> _What is being asked_: Among the entries below, find the lines with "text" and copy them.

-- START OF Information supplied --

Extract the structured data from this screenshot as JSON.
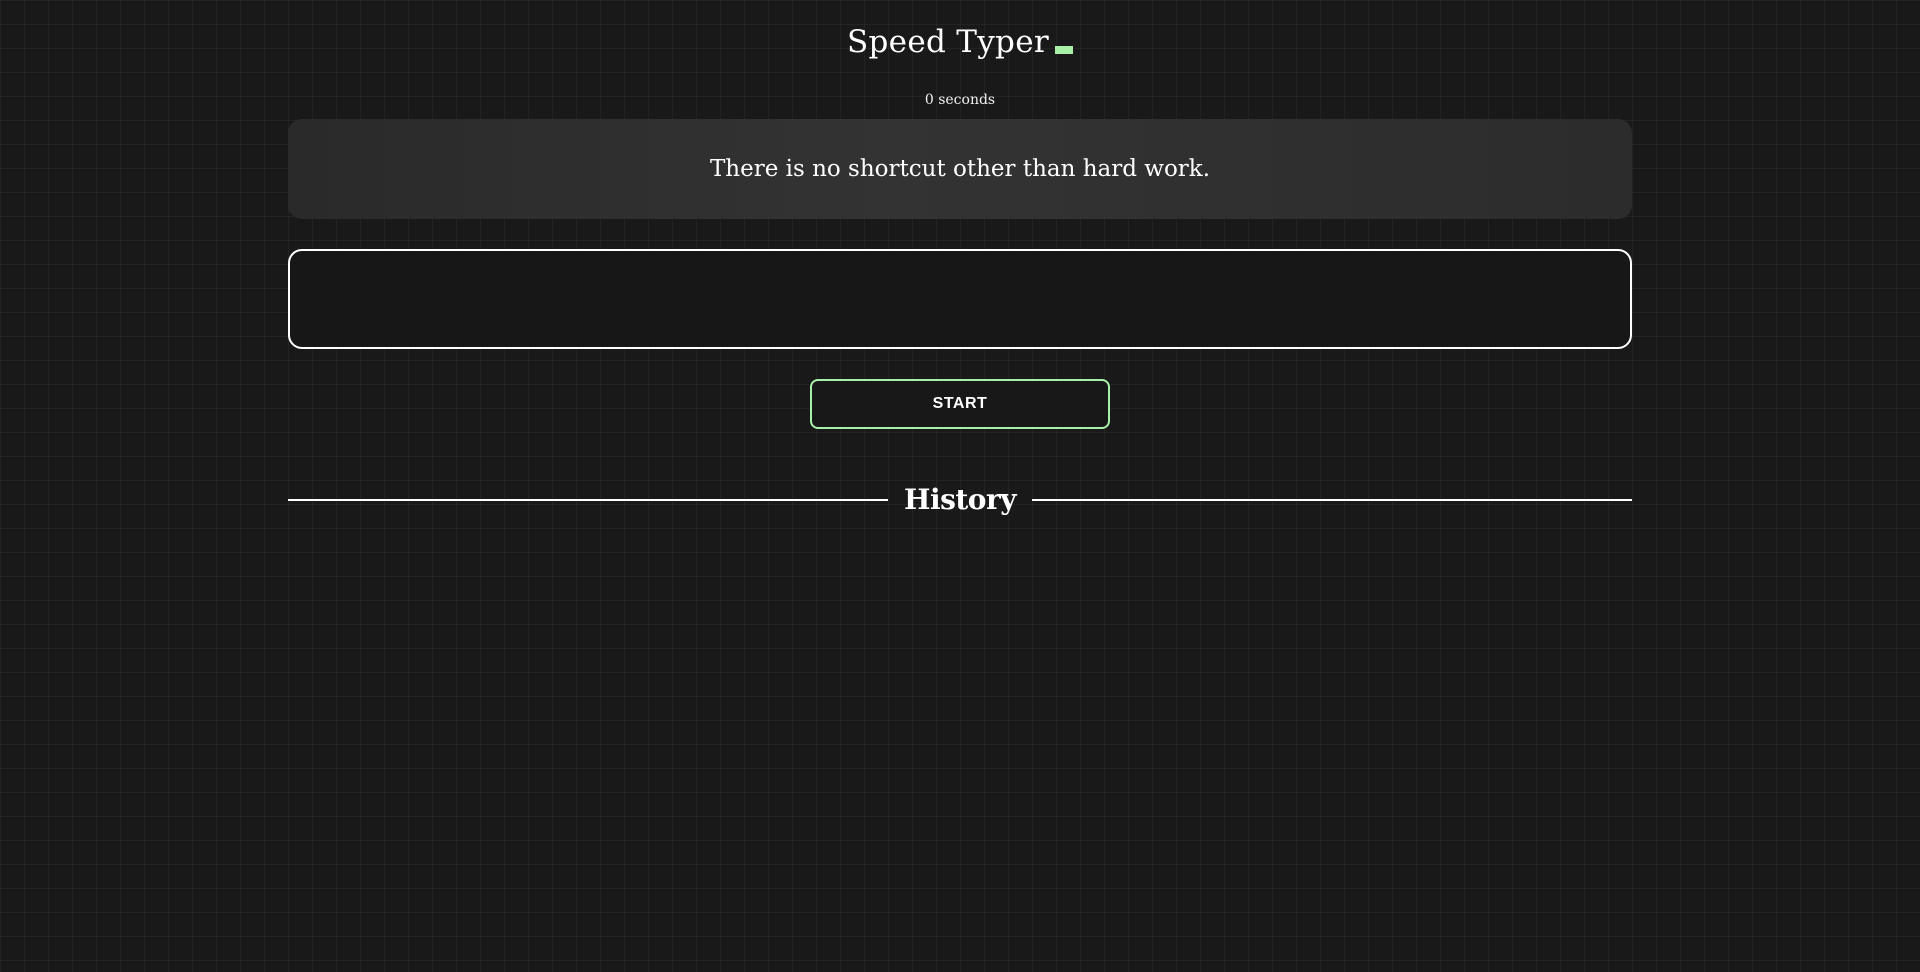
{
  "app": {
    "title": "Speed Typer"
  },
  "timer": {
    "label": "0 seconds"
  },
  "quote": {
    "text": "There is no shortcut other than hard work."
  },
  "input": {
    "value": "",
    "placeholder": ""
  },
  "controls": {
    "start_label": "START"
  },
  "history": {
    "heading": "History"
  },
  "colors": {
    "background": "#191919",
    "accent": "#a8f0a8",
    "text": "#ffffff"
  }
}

-- END OF Information supplied --

> _Response_:
    "text": "There is no shortcut other than hard work."
    "text": "#ffffff"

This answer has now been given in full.